-- Material --
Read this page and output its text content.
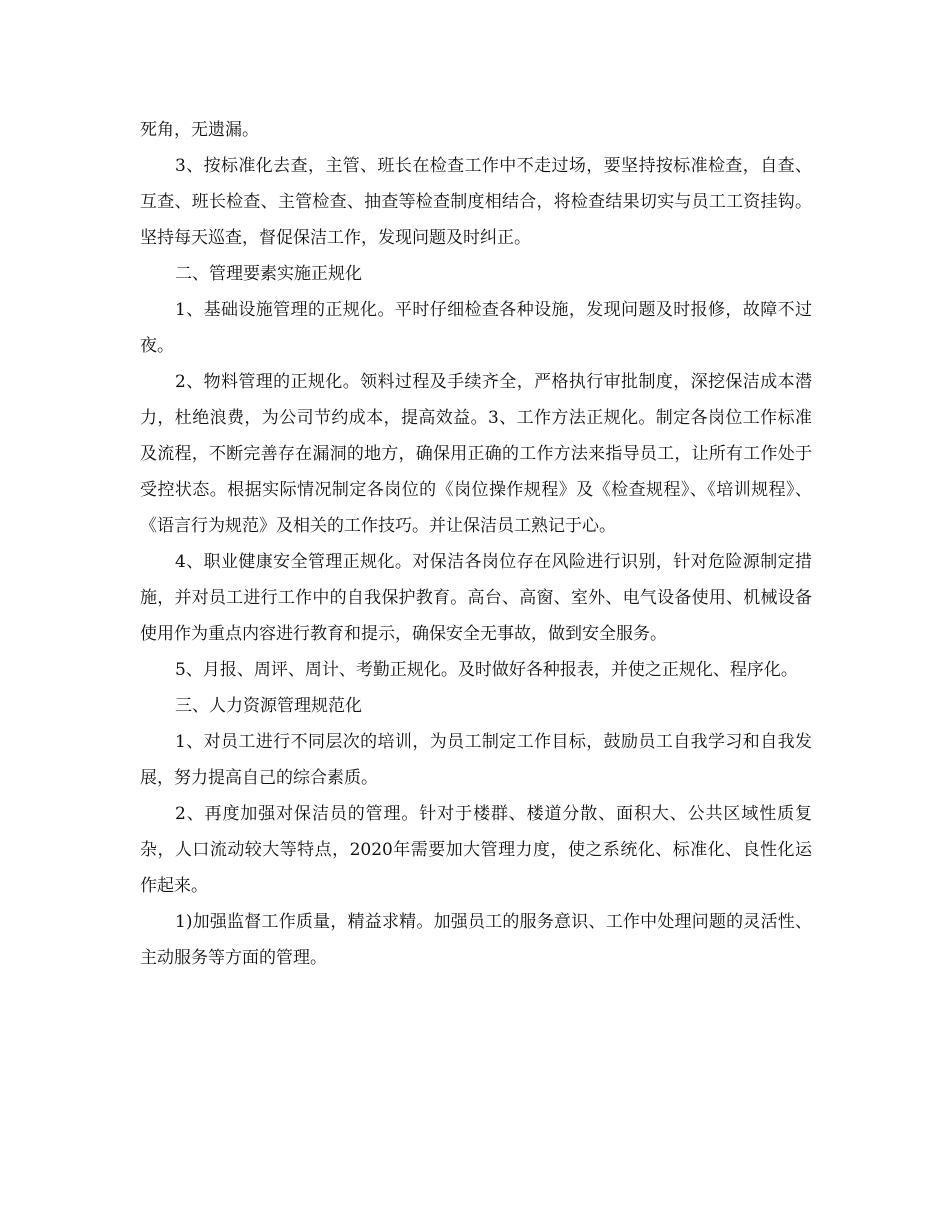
死角，无遗漏。

3、按标准化去查，主管、班长在检查工作中不走过场，要坚持按标准检查，自查、互查、班长检查、主管检查、抽查等检查制度相结合，将检查结果切实与员工工资挂钩。坚持每天巡查，督促保洁工作，发现问题及时纠正。

二、管理要素实施正规化

1、基础设施管理的正规化。平时仔细检查各种设施，发现问题及时报修，故障不过夜。

2、物料管理的正规化。领料过程及手续齐全，严格执行审批制度，深挖保洁成本潜力，杜绝浪费，为公司节约成本，提高效益。3、工作方法正规化。制定各岗位工作标准及流程，不断完善存在漏洞的地方，确保用正确的工作方法来指导员工，让所有工作处于受控状态。根据实际情况制定各岗位的《岗位操作规程》及《检查规程》、《培训规程》、《语言行为规范》及相关的工作技巧。并让保洁员工熟记于心。

4、职业健康安全管理正规化。对保洁各岗位存在风险进行识别，针对危险源制定措施，并对员工进行工作中的自我保护教育。高台、高窗、室外、电气设备使用、机械设备使用作为重点内容进行教育和提示，确保安全无事故，做到安全服务。

5、月报、周评、周计、考勤正规化。及时做好各种报表，并使之正规化、程序化。

三、人力资源管理规范化

1、对员工进行不同层次的培训，为员工制定工作目标，鼓励员工自我学习和自我发展，努力提高自己的综合素质。

2、再度加强对保洁员的管理。针对于楼群、楼道分散、面积大、公共区域性质复杂，人口流动较大等特点，2020年需要加大管理力度，使之系统化、标准化、良性化运作起来。

1)加强监督工作质量，精益求精。加强员工的服务意识、工作中处理问题的灵活性、主动服务等方面的管理。
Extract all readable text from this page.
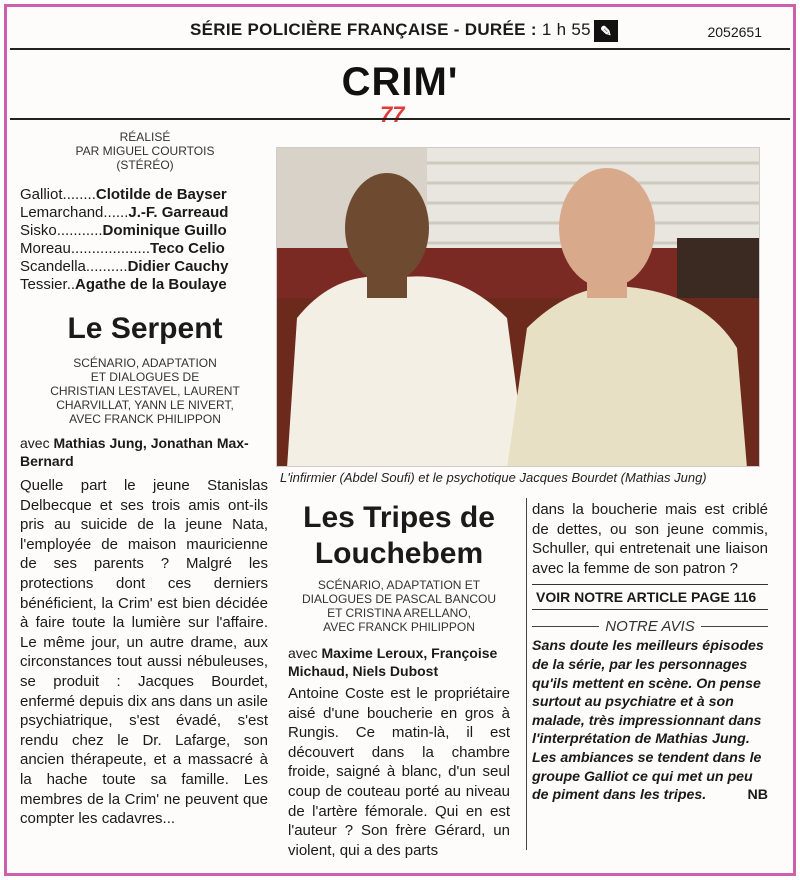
SÉRIE POLICIÈRE FRANÇAISE - DURÉE : 1 h 55 ✎	2052651
CRIM'
77
RÉALISÉ
PAR MIGUEL COURTOIS
(STÉRÉO)
Galliot........Clotilde de Bayser
Lemarchand......J.-F. Garreaud
Sisko...........Dominique Guillo
Moreau...................Teco Celio
Scandella..........Didier Cauchy
Tessier..Agathe de la Boulaye
Le Serpent
SCÉNARIO, ADAPTATION
ET DIALOGUES DE
CHRISTIAN LESTAVEL, LAURENT
CHARVILLAT, YANN LE NIVERT,
AVEC FRANCK PHILIPPON
avec Mathias Jung, Jonathan Max-Bernard
Quelle part le jeune Stanislas Delbecque et ses trois amis ont-ils pris au suicide de la jeune Nata, l'employée de maison mauricienne de ses parents ? Malgré les protections dont ces derniers bénéficient, la Crim' est bien décidée à faire toute la lumière sur l'affaire. Le même jour, un autre drame, aux circonstances tout aussi nébuleuses, se produit : Jacques Bourdet, enfermé depuis dix ans dans un asile psychiatrique, s'est évadé, s'est rendu chez le Dr. Lafarge, son ancien thérapeute, et a massacré à la hache toute sa famille. Les membres de la Crim' ne peuvent que compter les cadavres...
L'infirmier (Abdel Soufi) et le psychotique Jacques Bourdet (Mathias Jung)
Les Tripes de Louchebem
SCÉNARIO, ADAPTATION ET
DIALOGUES DE PASCAL BANCOU
ET CRISTINA ARELLANO,
AVEC FRANCK PHILIPPON
avec Maxime Leroux, Françoise Michaud, Niels Dubost
Antoine Coste est le propriétaire aisé d'une boucherie en gros à Rungis. Ce matin-là, il est découvert dans la chambre froide, saigné à blanc, d'un seul coup de couteau porté au niveau de l'artère fémorale. Qui en est l'auteur ? Son frère Gérard, un violent, qui a des parts
dans la boucherie mais est criblé de dettes, ou son jeune commis, Schuller, qui entretenait une liaison avec la femme de son patron ?
VOIR NOTRE ARTICLE PAGE 116
NOTRE AVIS
Sans doute les meilleurs épisodes de la série, par les personnages qu'ils mettent en scène. On pense surtout au psychiatre et à son malade, très impressionnant dans l'interprétation de Mathias Jung. Les ambiances se tendent dans le groupe Galliot ce qui met un peu de piment dans les tripes.	NB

-- Exercise brief --
Every line is to be duplicated exactly, though pictures stay out.

-- Complete response --
Read this page and output its text content.
死角，无遗漏。

3、按标准化去查，主管、班长在检查工作中不走过场，要坚持按标准检查，自查、互查、班长检查、主管检查、抽查等检查制度相结合，将检查结果切实与员工工资挂钩。坚持每天巡查，督促保洁工作，发现问题及时纠正。

二、管理要素实施正规化

1、基础设施管理的正规化。平时仔细检查各种设施，发现问题及时报修，故障不过夜。

2、物料管理的正规化。领料过程及手续齐全，严格执行审批制度，深挖保洁成本潜力，杜绝浪费，为公司节约成本，提高效益。3、工作方法正规化。制定各岗位工作标准及流程，不断完善存在漏洞的地方，确保用正确的工作方法来指导员工，让所有工作处于受控状态。根据实际情况制定各岗位的《岗位操作规程》及《检查规程》、《培训规程》、《语言行为规范》及相关的工作技巧。并让保洁员工熟记于心。

4、职业健康安全管理正规化。对保洁各岗位存在风险进行识别，针对危险源制定措施，并对员工进行工作中的自我保护教育。高台、高窗、室外、电气设备使用、机械设备使用作为重点内容进行教育和提示，确保安全无事故，做到安全服务。

5、月报、周评、周计、考勤正规化。及时做好各种报表，并使之正规化、程序化。

三、人力资源管理规范化

1、对员工进行不同层次的培训，为员工制定工作目标，鼓励员工自我学习和自我发展，努力提高自己的综合素质。

2、再度加强对保洁员的管理。针对于楼群、楼道分散、面积大、公共区域性质复杂，人口流动较大等特点，2020年需要加大管理力度，使之系统化、标准化、良性化运作起来。

1)加强监督工作质量，精益求精。加强员工的服务意识、工作中处理问题的灵活性、主动服务等方面的管理。
Extract all readable text from this page.
SÉRIE POLICIÈRE FRANÇAISE - DURÉE : 1 h 55 ✎	2052651
CRIM'
77
RÉALISÉ
PAR MIGUEL COURTOIS
(STÉRÉO)
Galliot........Clotilde de Bayser
Lemarchand......J.-F. Garreaud
Sisko...........Dominique Guillo
Moreau...................Teco Celio
Scandella..........Didier Cauchy
Tessier..Agathe de la Boulaye
Le Serpent
SCÉNARIO, ADAPTATION
ET DIALOGUES DE
CHRISTIAN LESTAVEL, LAURENT
CHARVILLAT, YANN LE NIVERT,
AVEC FRANCK PHILIPPON
avec Mathias Jung, Jonathan Max-Bernard
Quelle part le jeune Stanislas Delbecque et ses trois amis ont-ils pris au suicide de la jeune Nata, l'employée de maison mauricienne de ses parents ? Malgré les protections dont ces derniers bénéficient, la Crim' est bien décidée à faire toute la lumière sur l'affaire. Le même jour, un autre drame, aux circonstances tout aussi nébuleuses, se produit : Jacques Bourdet, enfermé depuis dix ans dans un asile psychiatrique, s'est évadé, s'est rendu chez le Dr. Lafarge, son ancien thérapeute, et a massacré à la hache toute sa famille. Les membres de la Crim' ne peuvent que compter les cadavres...
L'infirmier (Abdel Soufi) et le psychotique Jacques Bourdet (Mathias Jung)
Les Tripes de Louchebem
SCÉNARIO, ADAPTATION ET
DIALOGUES DE PASCAL BANCOU
ET CRISTINA ARELLANO,
AVEC FRANCK PHILIPPON
avec Maxime Leroux, Françoise Michaud, Niels Dubost
Antoine Coste est le propriétaire aisé d'une boucherie en gros à Rungis. Ce matin-là, il est découvert dans la chambre froide, saigné à blanc, d'un seul coup de couteau porté au niveau de l'artère fémorale. Qui en est l'auteur ? Son frère Gérard, un violent, qui a des parts
dans la boucherie mais est criblé de dettes, ou son jeune commis, Schuller, qui entretenait une liaison avec la femme de son patron ?
VOIR NOTRE ARTICLE PAGE 116
NOTRE AVIS
Sans doute les meilleurs épisodes de la série, par les personnages qu'ils mettent en scène. On pense surtout au psychiatre et à son malade, très impressionnant dans l'interprétation de Mathias Jung. Les ambiances se tendent dans le groupe Galliot ce qui met un peu de piment dans les tripes.	NB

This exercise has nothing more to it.